-- Provided records start --

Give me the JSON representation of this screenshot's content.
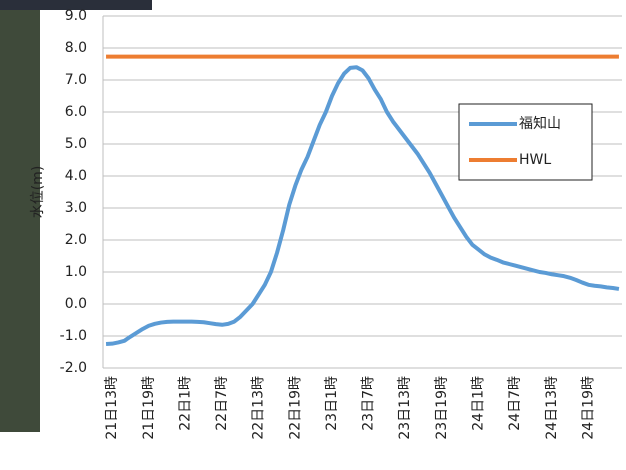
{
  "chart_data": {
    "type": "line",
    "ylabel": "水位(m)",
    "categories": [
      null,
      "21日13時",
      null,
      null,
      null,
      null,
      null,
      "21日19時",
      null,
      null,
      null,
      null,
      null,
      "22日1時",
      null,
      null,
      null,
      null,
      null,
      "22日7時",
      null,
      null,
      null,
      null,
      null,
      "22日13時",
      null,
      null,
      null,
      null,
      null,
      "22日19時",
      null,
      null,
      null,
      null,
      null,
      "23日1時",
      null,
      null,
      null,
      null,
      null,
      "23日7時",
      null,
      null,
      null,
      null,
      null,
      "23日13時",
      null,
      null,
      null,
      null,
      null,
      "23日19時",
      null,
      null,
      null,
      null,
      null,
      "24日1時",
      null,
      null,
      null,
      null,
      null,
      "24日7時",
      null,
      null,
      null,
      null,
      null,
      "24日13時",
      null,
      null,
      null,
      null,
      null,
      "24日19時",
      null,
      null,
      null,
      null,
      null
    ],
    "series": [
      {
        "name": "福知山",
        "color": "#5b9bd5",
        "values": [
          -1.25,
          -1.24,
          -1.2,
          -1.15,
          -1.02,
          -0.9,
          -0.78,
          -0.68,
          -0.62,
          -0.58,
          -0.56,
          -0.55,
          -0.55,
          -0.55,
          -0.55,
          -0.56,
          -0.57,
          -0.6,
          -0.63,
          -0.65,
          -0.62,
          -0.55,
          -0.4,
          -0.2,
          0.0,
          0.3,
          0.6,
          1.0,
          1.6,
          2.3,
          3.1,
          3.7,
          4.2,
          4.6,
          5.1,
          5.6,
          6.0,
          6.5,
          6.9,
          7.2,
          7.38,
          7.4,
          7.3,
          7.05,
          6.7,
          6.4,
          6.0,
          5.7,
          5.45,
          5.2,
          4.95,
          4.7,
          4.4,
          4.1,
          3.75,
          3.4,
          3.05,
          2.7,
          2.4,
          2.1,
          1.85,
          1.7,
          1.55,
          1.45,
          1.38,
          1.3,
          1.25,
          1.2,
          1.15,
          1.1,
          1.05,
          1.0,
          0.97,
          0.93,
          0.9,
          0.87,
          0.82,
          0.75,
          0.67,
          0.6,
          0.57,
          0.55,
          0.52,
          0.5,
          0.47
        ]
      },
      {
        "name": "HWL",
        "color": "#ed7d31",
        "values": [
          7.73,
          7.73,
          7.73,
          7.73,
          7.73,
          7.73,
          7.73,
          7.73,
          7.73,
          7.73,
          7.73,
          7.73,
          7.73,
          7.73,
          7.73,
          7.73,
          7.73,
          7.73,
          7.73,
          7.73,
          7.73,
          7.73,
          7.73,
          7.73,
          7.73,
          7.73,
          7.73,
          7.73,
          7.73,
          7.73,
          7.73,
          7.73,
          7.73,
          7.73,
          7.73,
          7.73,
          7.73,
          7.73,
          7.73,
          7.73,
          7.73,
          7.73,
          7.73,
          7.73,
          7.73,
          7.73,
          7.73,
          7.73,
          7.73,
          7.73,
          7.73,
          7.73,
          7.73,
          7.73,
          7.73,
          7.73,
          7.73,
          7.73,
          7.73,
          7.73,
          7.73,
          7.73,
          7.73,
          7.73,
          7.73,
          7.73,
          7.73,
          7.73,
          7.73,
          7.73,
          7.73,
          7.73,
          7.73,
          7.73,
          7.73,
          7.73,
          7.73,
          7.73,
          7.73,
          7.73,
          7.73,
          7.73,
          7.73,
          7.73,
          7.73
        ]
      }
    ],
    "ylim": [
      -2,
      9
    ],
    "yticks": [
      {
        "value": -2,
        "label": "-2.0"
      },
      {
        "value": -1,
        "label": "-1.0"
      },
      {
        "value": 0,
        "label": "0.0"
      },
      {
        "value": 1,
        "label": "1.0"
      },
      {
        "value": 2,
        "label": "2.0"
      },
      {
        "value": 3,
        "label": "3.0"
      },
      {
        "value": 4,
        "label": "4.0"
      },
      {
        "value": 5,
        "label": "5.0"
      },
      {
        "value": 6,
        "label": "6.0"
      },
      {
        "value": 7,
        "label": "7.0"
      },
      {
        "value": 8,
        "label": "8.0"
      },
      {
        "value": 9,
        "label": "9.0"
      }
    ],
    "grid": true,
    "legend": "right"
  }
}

-- Provided records end --

● Stated exercise: Ignore the images and quote every line of the listing exactly.

● Problem solution:
Give me the JSON representation of this screenshot's content.
{
  "chart_data": {
    "type": "line",
    "ylabel": "水位(m)",
    "categories": [
      null,
      "21日13時",
      null,
      null,
      null,
      null,
      null,
      "21日19時",
      null,
      null,
      null,
      null,
      null,
      "22日1時",
      null,
      null,
      null,
      null,
      null,
      "22日7時",
      null,
      null,
      null,
      null,
      null,
      "22日13時",
      null,
      null,
      null,
      null,
      null,
      "22日19時",
      null,
      null,
      null,
      null,
      null,
      "23日1時",
      null,
      null,
      null,
      null,
      null,
      "23日7時",
      null,
      null,
      null,
      null,
      null,
      "23日13時",
      null,
      null,
      null,
      null,
      null,
      "23日19時",
      null,
      null,
      null,
      null,
      null,
      "24日1時",
      null,
      null,
      null,
      null,
      null,
      "24日7時",
      null,
      null,
      null,
      null,
      null,
      "24日13時",
      null,
      null,
      null,
      null,
      null,
      "24日19時",
      null,
      null,
      null,
      null,
      null
    ],
    "series": [
      {
        "name": "福知山",
        "color": "#5b9bd5",
        "values": [
          -1.25,
          -1.24,
          -1.2,
          -1.15,
          -1.02,
          -0.9,
          -0.78,
          -0.68,
          -0.62,
          -0.58,
          -0.56,
          -0.55,
          -0.55,
          -0.55,
          -0.55,
          -0.56,
          -0.57,
          -0.6,
          -0.63,
          -0.65,
          -0.62,
          -0.55,
          -0.4,
          -0.2,
          0.0,
          0.3,
          0.6,
          1.0,
          1.6,
          2.3,
          3.1,
          3.7,
          4.2,
          4.6,
          5.1,
          5.6,
          6.0,
          6.5,
          6.9,
          7.2,
          7.38,
          7.4,
          7.3,
          7.05,
          6.7,
          6.4,
          6.0,
          5.7,
          5.45,
          5.2,
          4.95,
          4.7,
          4.4,
          4.1,
          3.75,
          3.4,
          3.05,
          2.7,
          2.4,
          2.1,
          1.85,
          1.7,
          1.55,
          1.45,
          1.38,
          1.3,
          1.25,
          1.2,
          1.15,
          1.1,
          1.05,
          1.0,
          0.97,
          0.93,
          0.9,
          0.87,
          0.82,
          0.75,
          0.67,
          0.6,
          0.57,
          0.55,
          0.52,
          0.5,
          0.47
        ]
      },
      {
        "name": "HWL",
        "color": "#ed7d31",
        "values": [
          7.73,
          7.73,
          7.73,
          7.73,
          7.73,
          7.73,
          7.73,
          7.73,
          7.73,
          7.73,
          7.73,
          7.73,
          7.73,
          7.73,
          7.73,
          7.73,
          7.73,
          7.73,
          7.73,
          7.73,
          7.73,
          7.73,
          7.73,
          7.73,
          7.73,
          7.73,
          7.73,
          7.73,
          7.73,
          7.73,
          7.73,
          7.73,
          7.73,
          7.73,
          7.73,
          7.73,
          7.73,
          7.73,
          7.73,
          7.73,
          7.73,
          7.73,
          7.73,
          7.73,
          7.73,
          7.73,
          7.73,
          7.73,
          7.73,
          7.73,
          7.73,
          7.73,
          7.73,
          7.73,
          7.73,
          7.73,
          7.73,
          7.73,
          7.73,
          7.73,
          7.73,
          7.73,
          7.73,
          7.73,
          7.73,
          7.73,
          7.73,
          7.73,
          7.73,
          7.73,
          7.73,
          7.73,
          7.73,
          7.73,
          7.73,
          7.73,
          7.73,
          7.73,
          7.73,
          7.73,
          7.73,
          7.73,
          7.73,
          7.73,
          7.73
        ]
      }
    ],
    "ylim": [
      -2,
      9
    ],
    "yticks": [
      {
        "value": -2,
        "label": "-2.0"
      },
      {
        "value": -1,
        "label": "-1.0"
      },
      {
        "value": 0,
        "label": "0.0"
      },
      {
        "value": 1,
        "label": "1.0"
      },
      {
        "value": 2,
        "label": "2.0"
      },
      {
        "value": 3,
        "label": "3.0"
      },
      {
        "value": 4,
        "label": "4.0"
      },
      {
        "value": 5,
        "label": "5.0"
      },
      {
        "value": 6,
        "label": "6.0"
      },
      {
        "value": 7,
        "label": "7.0"
      },
      {
        "value": 8,
        "label": "8.0"
      },
      {
        "value": 9,
        "label": "9.0"
      }
    ],
    "grid": true,
    "legend": "right"
  }
}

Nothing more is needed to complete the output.